Stated goal: Check each line of the material below for "text", then copy the ones that contain it.
╭─ Materials provided
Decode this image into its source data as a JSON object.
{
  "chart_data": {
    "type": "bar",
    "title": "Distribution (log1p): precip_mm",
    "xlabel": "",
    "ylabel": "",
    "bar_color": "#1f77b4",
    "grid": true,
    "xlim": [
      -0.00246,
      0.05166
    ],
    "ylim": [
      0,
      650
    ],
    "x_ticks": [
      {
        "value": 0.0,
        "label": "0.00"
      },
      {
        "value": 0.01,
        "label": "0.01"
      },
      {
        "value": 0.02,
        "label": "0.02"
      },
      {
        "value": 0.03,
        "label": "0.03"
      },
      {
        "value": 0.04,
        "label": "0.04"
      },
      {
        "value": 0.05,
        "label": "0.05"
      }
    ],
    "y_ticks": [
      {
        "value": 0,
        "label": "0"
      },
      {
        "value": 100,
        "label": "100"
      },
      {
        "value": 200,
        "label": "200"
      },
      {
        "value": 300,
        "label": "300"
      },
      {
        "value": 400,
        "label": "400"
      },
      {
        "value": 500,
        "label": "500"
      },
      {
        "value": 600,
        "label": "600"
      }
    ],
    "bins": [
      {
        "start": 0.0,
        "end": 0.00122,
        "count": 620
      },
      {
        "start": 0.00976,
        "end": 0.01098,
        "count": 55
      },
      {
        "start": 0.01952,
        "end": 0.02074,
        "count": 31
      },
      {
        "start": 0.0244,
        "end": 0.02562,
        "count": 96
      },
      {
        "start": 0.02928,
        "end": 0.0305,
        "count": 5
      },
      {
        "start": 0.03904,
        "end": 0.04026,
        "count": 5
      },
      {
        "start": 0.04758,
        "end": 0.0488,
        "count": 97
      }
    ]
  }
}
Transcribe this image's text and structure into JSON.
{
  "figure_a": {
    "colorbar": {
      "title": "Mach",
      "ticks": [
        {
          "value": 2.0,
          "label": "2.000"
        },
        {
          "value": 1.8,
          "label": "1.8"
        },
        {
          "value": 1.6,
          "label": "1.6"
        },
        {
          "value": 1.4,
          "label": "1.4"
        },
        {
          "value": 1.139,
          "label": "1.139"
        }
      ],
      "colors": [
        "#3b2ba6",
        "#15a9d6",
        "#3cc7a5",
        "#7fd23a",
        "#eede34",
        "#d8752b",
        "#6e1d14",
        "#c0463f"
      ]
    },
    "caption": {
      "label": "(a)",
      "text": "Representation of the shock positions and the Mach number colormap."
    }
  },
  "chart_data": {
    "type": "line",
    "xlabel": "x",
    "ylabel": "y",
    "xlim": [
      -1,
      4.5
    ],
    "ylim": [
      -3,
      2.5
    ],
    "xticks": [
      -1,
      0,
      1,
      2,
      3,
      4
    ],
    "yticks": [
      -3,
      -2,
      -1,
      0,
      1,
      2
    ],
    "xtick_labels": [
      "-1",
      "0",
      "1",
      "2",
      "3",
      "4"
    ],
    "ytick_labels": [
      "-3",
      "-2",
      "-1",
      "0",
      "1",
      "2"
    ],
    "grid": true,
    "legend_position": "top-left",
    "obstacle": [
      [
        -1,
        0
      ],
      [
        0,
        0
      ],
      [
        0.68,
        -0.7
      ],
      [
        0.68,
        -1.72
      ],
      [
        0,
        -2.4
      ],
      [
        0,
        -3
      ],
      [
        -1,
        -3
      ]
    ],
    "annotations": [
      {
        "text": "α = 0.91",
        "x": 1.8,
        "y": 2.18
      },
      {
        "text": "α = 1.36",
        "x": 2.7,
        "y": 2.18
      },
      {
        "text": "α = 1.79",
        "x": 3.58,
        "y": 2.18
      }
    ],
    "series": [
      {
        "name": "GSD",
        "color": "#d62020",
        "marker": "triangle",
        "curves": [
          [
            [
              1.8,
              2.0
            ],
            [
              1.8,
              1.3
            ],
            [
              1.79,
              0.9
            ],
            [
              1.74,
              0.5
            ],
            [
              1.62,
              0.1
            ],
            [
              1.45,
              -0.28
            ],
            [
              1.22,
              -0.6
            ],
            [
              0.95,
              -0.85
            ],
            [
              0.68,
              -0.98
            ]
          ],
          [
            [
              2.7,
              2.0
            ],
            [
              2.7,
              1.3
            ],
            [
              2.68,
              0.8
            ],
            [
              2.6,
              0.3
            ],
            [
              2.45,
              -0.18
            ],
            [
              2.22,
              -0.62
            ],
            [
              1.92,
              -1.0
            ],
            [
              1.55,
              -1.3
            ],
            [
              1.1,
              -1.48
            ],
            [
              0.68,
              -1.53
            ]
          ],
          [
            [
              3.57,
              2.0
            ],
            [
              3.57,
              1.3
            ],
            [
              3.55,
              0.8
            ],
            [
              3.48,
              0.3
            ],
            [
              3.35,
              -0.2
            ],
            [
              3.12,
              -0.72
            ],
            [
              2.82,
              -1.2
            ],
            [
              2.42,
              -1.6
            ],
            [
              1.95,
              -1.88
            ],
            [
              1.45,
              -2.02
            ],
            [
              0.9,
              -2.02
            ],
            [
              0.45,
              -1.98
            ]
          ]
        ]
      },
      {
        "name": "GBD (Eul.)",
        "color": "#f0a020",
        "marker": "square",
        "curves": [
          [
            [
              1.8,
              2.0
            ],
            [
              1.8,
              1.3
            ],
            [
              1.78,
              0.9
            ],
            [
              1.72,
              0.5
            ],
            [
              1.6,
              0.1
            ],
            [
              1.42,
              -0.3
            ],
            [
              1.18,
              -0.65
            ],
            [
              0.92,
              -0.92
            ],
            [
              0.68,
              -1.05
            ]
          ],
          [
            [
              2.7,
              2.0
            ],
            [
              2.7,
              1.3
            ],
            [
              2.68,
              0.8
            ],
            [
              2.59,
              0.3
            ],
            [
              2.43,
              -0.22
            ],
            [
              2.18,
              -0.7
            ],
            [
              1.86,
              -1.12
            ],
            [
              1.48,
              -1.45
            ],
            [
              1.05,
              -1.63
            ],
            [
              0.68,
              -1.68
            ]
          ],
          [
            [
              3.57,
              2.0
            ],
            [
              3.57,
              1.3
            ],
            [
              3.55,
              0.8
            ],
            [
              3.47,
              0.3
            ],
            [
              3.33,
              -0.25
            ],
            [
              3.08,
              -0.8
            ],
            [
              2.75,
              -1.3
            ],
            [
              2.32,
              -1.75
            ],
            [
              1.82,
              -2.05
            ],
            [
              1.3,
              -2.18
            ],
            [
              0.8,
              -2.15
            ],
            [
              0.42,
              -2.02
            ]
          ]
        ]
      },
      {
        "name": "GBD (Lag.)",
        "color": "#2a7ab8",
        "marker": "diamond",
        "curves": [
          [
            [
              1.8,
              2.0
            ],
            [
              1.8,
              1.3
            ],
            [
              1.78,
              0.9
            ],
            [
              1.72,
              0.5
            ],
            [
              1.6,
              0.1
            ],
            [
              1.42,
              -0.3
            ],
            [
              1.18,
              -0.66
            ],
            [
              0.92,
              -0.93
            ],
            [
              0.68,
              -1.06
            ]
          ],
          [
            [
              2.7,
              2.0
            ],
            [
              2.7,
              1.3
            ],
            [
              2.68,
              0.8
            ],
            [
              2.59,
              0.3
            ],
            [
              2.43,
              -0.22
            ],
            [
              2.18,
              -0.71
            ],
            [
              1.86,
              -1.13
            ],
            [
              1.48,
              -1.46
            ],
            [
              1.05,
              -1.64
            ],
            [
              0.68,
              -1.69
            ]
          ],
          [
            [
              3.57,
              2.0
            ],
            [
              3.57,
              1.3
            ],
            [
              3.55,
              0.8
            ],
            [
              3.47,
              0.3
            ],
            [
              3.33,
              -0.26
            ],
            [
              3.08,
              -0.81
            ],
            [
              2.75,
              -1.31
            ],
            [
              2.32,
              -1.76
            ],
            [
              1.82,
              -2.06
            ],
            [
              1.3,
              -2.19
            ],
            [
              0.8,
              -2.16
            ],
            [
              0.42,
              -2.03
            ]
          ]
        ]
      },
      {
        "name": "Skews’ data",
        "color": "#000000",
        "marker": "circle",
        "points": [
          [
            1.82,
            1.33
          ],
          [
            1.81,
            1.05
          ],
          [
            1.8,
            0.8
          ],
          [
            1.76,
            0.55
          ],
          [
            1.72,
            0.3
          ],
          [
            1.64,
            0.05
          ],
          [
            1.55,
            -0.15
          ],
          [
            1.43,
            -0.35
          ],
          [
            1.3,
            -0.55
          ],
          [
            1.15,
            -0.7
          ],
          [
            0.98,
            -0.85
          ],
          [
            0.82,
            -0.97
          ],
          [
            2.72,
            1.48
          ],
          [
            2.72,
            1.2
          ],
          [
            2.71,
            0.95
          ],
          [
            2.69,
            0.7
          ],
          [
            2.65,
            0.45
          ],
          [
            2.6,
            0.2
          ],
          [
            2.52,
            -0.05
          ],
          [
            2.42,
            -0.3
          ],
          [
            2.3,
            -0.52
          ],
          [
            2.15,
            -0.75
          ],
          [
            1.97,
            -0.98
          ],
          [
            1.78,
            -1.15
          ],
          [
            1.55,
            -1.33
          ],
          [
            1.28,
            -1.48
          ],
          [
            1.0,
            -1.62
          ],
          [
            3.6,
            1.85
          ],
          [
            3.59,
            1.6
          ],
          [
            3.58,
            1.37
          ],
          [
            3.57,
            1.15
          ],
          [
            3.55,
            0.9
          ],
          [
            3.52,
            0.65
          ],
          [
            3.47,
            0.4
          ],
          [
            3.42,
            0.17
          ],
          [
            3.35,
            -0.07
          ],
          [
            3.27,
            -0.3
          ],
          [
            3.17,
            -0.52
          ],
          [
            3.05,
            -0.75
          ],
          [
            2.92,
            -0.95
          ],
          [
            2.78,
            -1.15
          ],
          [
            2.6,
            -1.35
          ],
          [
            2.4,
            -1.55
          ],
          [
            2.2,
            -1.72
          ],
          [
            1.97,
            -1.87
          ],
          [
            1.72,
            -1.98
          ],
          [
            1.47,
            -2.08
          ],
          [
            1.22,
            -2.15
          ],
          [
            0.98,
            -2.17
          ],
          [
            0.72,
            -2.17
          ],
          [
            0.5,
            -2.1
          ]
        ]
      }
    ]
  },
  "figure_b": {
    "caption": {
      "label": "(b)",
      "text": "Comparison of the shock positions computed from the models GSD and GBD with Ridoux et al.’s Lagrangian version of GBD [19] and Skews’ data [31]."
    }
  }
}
╰─
Exercise answer:
Transcribe this image's text and structure into JSON.
      "text": "Representation of the shock positions and the Mach number colormap."
        "text": "α = 0.91",
        "text": "α = 1.36",
        "text": "α = 1.79",
      "text": "Comparison of the shock positions computed from the models GSD and GBD with Ridoux et al.’s Lagrangian version of GBD [19] and Skews’ data [31]."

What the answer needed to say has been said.